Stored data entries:

*-*-*

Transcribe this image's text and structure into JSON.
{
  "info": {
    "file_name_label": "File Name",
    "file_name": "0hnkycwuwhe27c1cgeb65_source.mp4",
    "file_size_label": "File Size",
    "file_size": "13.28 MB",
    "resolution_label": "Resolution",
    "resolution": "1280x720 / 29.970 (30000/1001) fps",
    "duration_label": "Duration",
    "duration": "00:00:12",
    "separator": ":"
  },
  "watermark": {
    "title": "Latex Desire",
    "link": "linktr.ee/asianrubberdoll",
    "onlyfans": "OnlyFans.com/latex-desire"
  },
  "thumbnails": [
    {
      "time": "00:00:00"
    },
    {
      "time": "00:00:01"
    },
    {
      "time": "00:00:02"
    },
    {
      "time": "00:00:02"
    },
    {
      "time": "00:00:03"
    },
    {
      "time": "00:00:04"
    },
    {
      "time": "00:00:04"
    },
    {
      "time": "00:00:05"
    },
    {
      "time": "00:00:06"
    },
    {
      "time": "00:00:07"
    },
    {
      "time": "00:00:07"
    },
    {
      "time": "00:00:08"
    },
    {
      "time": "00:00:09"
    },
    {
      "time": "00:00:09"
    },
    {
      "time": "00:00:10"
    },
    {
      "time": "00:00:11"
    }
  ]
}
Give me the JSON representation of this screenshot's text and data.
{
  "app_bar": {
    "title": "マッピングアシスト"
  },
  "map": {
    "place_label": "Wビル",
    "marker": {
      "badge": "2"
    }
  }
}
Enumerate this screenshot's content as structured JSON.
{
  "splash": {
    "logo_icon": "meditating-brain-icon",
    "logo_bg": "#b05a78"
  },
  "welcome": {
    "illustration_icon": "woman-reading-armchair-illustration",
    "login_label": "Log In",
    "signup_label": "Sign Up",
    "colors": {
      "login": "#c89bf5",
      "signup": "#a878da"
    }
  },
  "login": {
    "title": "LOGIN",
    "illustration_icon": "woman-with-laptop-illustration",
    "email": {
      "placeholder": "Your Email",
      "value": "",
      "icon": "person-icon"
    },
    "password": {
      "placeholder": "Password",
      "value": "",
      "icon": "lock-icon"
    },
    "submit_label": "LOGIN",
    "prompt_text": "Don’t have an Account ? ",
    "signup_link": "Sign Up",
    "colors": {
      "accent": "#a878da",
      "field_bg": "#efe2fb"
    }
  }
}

*-*-*

What you should do:
Each line of the material above must be retyped precisely.

Result for this task:
Transcribe this image's text and structure into JSON.
{
  "info": {
    "file_name_label": "File Name",
    "file_name": "0hnkycwuwhe27c1cgeb65_source.mp4",
    "file_size_label": "File Size",
    "file_size": "13.28 MB",
    "resolution_label": "Resolution",
    "resolution": "1280x720 / 29.970 (30000/1001) fps",
    "duration_label": "Duration",
    "duration": "00:00:12",
    "separator": ":"
  },
  "watermark": {
    "title": "Latex Desire",
    "link": "linktr.ee/asianrubberdoll",
    "onlyfans": "OnlyFans.com/latex-desire"
  },
  "thumbnails": [
    {
      "time": "00:00:00"
    },
    {
      "time": "00:00:01"
    },
    {
      "time": "00:00:02"
    },
    {
      "time": "00:00:02"
    },
    {
      "time": "00:00:03"
    },
    {
      "time": "00:00:04"
    },
    {
      "time": "00:00:04"
    },
    {
      "time": "00:00:05"
    },
    {
      "time": "00:00:06"
    },
    {
      "time": "00:00:07"
    },
    {
      "time": "00:00:07"
    },
    {
      "time": "00:00:08"
    },
    {
      "time": "00:00:09"
    },
    {
      "time": "00:00:09"
    },
    {
      "time": "00:00:10"
    },
    {
      "time": "00:00:11"
    }
  ]
}
Give me the JSON representation of this screenshot's text and data.
{
  "app_bar": {
    "title": "マッピングアシスト"
  },
  "map": {
    "place_label": "Wビル",
    "marker": {
      "badge": "2"
    }
  }
}
Enumerate this screenshot's content as structured JSON.
{
  "splash": {
    "logo_icon": "meditating-brain-icon",
    "logo_bg": "#b05a78"
  },
  "welcome": {
    "illustration_icon": "woman-reading-armchair-illustration",
    "login_label": "Log In",
    "signup_label": "Sign Up",
    "colors": {
      "login": "#c89bf5",
      "signup": "#a878da"
    }
  },
  "login": {
    "title": "LOGIN",
    "illustration_icon": "woman-with-laptop-illustration",
    "email": {
      "placeholder": "Your Email",
      "value": "",
      "icon": "person-icon"
    },
    "password": {
      "placeholder": "Password",
      "value": "",
      "icon": "lock-icon"
    },
    "submit_label": "LOGIN",
    "prompt_text": "Don’t have an Account ? ",
    "signup_link": "Sign Up",
    "colors": {
      "accent": "#a878da",
      "field_bg": "#efe2fb"
    }
  }
}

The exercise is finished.